# START OF Material supplied
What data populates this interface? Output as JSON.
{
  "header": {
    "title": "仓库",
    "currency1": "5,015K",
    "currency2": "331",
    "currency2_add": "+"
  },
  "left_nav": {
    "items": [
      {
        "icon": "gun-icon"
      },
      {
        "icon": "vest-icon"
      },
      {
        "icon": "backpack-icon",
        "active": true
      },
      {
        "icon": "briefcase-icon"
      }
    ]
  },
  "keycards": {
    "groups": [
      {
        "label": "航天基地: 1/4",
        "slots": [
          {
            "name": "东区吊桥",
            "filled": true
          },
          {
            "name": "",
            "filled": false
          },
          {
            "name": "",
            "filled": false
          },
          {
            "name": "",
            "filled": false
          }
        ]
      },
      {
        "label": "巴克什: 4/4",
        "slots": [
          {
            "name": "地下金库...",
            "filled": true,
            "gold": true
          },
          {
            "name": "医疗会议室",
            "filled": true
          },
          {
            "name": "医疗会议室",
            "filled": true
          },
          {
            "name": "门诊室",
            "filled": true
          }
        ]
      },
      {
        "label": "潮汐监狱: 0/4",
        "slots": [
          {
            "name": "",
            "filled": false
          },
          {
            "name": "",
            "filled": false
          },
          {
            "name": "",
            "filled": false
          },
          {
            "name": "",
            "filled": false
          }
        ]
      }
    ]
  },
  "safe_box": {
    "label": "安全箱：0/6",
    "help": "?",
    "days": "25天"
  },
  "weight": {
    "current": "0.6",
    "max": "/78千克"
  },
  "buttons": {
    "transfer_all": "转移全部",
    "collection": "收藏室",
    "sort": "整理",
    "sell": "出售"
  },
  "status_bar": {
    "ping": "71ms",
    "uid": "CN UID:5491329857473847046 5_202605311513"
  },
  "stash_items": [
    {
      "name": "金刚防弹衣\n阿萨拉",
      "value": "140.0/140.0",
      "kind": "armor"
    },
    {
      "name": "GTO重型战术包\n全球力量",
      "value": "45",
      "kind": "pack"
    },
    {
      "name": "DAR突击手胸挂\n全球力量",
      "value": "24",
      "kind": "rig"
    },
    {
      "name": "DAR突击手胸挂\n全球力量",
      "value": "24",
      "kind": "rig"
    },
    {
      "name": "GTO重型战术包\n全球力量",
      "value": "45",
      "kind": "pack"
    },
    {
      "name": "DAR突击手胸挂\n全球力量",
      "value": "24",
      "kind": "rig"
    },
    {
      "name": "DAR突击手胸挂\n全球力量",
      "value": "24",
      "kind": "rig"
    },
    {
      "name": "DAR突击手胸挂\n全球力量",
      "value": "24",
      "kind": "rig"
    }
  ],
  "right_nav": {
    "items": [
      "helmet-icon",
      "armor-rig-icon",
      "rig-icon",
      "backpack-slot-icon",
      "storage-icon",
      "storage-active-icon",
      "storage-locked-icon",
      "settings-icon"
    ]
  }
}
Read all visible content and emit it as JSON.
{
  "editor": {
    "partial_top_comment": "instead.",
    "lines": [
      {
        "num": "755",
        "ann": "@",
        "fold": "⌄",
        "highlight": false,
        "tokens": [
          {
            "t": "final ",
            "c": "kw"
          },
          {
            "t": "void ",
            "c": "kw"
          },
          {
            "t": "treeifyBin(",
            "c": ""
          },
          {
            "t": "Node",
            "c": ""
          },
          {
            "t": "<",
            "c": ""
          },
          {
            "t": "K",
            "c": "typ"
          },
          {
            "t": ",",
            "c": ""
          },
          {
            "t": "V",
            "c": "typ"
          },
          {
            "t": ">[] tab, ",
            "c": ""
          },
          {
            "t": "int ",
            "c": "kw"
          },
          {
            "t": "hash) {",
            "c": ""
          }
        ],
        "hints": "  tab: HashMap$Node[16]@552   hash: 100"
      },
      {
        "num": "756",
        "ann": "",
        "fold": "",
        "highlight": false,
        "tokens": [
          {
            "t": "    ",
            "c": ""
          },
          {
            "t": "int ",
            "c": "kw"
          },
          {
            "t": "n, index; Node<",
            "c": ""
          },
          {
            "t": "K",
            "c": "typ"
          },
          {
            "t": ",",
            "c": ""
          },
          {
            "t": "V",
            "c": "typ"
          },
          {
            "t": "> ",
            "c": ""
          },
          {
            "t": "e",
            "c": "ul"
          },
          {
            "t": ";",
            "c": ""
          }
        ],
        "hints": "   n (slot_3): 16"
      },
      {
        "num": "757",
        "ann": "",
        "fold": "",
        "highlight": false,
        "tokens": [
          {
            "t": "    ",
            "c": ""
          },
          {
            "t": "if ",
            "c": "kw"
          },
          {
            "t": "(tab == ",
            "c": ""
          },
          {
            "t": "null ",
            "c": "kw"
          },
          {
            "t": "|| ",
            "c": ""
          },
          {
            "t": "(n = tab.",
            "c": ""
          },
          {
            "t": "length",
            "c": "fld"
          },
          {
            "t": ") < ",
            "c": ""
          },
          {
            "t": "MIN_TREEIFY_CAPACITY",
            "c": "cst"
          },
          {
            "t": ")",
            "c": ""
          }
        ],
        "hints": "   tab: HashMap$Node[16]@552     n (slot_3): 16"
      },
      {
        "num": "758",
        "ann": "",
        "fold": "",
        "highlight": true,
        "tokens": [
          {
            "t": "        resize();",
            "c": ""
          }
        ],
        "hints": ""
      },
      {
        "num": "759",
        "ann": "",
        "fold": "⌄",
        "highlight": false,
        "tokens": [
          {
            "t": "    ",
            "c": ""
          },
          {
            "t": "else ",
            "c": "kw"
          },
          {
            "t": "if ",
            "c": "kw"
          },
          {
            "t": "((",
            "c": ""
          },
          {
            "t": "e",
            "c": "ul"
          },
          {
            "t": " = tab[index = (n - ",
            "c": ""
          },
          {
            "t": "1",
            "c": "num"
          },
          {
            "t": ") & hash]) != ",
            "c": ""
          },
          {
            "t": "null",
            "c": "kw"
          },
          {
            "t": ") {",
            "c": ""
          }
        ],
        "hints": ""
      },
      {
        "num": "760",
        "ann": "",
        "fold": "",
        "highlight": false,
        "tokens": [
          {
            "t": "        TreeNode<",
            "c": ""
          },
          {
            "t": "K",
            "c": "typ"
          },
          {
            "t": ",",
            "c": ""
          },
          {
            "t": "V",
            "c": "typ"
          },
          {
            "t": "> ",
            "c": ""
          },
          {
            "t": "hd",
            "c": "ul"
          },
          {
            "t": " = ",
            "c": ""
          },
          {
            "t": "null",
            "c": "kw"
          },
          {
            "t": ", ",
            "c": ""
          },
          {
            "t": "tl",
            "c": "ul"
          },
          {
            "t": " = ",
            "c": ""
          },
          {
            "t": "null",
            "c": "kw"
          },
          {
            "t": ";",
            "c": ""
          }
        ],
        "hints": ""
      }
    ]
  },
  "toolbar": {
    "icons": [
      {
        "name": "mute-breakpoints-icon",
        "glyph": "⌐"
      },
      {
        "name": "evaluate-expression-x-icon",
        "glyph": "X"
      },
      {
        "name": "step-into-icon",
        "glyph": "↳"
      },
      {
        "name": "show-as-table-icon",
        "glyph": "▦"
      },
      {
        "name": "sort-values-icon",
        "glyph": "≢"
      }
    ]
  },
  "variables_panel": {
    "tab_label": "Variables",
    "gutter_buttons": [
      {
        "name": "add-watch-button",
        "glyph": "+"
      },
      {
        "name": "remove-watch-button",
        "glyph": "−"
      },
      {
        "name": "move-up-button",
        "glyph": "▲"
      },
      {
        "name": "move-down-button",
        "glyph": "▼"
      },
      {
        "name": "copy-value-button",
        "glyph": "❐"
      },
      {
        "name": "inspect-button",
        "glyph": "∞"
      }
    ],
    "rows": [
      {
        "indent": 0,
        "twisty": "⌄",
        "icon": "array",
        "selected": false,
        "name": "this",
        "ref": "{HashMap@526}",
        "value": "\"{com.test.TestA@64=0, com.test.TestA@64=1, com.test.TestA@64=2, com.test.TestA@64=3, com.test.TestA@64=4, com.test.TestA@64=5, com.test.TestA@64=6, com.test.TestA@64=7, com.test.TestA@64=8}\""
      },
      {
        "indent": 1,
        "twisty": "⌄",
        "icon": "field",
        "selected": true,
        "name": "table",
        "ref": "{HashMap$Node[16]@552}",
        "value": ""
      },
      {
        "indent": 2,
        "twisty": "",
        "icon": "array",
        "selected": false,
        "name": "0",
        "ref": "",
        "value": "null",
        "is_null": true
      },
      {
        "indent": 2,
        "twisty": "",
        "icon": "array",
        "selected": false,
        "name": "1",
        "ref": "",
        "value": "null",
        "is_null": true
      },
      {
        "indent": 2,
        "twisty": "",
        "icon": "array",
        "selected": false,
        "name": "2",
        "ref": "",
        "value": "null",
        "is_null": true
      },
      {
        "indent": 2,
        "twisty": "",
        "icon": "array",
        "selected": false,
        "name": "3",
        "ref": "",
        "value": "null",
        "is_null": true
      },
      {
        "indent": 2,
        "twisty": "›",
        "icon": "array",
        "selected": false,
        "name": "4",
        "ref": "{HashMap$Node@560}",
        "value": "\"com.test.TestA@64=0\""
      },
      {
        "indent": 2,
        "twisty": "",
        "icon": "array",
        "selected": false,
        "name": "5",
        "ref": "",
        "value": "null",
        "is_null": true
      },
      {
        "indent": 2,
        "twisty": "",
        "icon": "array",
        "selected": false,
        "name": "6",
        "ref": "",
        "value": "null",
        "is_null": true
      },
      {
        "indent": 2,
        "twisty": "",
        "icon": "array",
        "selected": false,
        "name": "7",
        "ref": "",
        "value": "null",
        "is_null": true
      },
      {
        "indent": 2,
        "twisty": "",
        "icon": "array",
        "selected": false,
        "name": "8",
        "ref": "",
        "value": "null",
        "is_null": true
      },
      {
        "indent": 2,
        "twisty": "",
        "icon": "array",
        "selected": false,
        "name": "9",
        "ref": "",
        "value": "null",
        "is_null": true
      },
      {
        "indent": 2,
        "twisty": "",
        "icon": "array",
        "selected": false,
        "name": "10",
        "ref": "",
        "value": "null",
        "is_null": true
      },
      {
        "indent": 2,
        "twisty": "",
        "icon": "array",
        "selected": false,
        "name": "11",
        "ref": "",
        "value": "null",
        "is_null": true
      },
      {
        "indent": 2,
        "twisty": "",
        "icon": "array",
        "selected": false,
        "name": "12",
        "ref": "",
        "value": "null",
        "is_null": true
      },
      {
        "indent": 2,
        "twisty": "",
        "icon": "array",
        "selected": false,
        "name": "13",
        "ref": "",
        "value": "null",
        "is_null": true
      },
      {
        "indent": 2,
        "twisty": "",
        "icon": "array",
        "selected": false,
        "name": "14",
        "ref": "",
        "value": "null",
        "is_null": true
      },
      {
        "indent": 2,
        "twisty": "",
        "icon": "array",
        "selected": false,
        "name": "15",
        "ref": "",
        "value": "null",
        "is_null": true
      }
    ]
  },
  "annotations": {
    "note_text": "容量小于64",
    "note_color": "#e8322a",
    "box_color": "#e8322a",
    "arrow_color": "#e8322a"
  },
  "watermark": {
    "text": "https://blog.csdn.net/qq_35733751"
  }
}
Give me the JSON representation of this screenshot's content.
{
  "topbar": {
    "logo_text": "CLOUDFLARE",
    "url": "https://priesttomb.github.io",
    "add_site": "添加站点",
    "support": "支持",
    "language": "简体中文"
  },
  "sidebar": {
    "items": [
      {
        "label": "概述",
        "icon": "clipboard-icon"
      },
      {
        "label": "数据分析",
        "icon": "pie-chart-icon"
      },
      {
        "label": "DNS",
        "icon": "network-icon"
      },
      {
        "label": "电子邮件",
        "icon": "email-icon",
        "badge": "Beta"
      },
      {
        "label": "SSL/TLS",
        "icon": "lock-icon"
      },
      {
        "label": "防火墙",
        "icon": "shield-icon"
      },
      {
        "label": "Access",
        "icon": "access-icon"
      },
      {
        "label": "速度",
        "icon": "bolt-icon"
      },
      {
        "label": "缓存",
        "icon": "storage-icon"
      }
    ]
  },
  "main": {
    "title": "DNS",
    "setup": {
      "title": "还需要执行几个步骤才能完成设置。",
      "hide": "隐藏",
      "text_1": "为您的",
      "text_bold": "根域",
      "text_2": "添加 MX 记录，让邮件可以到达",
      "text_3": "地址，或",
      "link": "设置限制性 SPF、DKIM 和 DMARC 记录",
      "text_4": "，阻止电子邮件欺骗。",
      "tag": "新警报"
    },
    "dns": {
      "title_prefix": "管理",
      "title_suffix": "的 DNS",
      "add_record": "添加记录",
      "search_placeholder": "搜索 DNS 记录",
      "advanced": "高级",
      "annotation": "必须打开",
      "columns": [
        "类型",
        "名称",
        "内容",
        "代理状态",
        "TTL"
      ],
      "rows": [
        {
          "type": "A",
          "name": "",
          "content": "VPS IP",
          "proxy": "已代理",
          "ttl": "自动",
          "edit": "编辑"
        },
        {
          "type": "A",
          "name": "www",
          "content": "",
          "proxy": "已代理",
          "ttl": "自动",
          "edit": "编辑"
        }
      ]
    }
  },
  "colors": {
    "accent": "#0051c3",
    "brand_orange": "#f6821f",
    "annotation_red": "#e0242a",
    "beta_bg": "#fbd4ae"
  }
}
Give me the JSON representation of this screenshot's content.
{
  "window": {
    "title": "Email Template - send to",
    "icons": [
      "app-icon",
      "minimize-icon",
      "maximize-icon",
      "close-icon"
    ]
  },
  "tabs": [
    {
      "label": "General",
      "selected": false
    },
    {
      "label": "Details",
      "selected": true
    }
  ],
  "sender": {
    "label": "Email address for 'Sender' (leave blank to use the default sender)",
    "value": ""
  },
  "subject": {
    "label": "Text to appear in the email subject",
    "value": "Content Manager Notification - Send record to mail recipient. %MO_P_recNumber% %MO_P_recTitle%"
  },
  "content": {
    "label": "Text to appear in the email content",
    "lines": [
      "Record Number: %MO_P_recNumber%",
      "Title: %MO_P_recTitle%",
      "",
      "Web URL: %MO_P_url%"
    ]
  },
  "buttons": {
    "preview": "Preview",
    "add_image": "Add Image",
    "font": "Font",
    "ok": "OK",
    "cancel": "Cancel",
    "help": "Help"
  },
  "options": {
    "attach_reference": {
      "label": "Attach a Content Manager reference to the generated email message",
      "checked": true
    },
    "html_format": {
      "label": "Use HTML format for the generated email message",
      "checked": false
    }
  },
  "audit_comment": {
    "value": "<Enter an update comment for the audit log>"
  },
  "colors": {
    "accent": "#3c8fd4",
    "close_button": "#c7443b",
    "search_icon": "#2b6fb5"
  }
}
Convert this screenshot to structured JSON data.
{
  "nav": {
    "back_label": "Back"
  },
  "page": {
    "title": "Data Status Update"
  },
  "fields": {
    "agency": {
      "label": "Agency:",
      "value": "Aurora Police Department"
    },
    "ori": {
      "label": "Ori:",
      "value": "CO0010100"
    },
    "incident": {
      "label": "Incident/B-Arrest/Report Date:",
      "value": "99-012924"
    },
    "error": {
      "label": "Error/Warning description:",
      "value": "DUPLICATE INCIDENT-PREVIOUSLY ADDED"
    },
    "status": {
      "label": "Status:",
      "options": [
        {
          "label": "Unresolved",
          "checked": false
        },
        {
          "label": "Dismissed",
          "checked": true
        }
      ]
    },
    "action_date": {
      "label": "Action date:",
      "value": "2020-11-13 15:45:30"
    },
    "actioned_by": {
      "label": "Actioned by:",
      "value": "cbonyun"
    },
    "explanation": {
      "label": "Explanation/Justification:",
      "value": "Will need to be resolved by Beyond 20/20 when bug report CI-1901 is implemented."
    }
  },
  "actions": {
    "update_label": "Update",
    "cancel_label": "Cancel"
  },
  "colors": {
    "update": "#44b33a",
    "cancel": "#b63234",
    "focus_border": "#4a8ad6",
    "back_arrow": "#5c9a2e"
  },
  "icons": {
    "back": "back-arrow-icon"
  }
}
# END OF Material supplied
Repeat exactly, and only, the lines from the line containing "Convert this screenshot" through the last line of the records above, both included.

#### Response for this exercise:
Convert this screenshot to structured JSON data.
{
  "nav": {
    "back_label": "Back"
  },
  "page": {
    "title": "Data Status Update"
  },
  "fields": {
    "agency": {
      "label": "Agency:",
      "value": "Aurora Police Department"
    },
    "ori": {
      "label": "Ori:",
      "value": "CO0010100"
    },
    "incident": {
      "label": "Incident/B-Arrest/Report Date:",
      "value": "99-012924"
    },
    "error": {
      "label": "Error/Warning description:",
      "value": "DUPLICATE INCIDENT-PREVIOUSLY ADDED"
    },
    "status": {
      "label": "Status:",
      "options": [
        {
          "label": "Unresolved",
          "checked": false
        },
        {
          "label": "Dismissed",
          "checked": true
        }
      ]
    },
    "action_date": {
      "label": "Action date:",
      "value": "2020-11-13 15:45:30"
    },
    "actioned_by": {
      "label": "Actioned by:",
      "value": "cbonyun"
    },
    "explanation": {
      "label": "Explanation/Justification:",
      "value": "Will need to be resolved by Beyond 20/20 when bug report CI-1901 is implemented."
    }
  },
  "actions": {
    "update_label": "Update",
    "cancel_label": "Cancel"
  },
  "colors": {
    "update": "#44b33a",
    "cancel": "#b63234",
    "focus_border": "#4a8ad6",
    "back_arrow": "#5c9a2e"
  },
  "icons": {
    "back": "back-arrow-icon"
  }
}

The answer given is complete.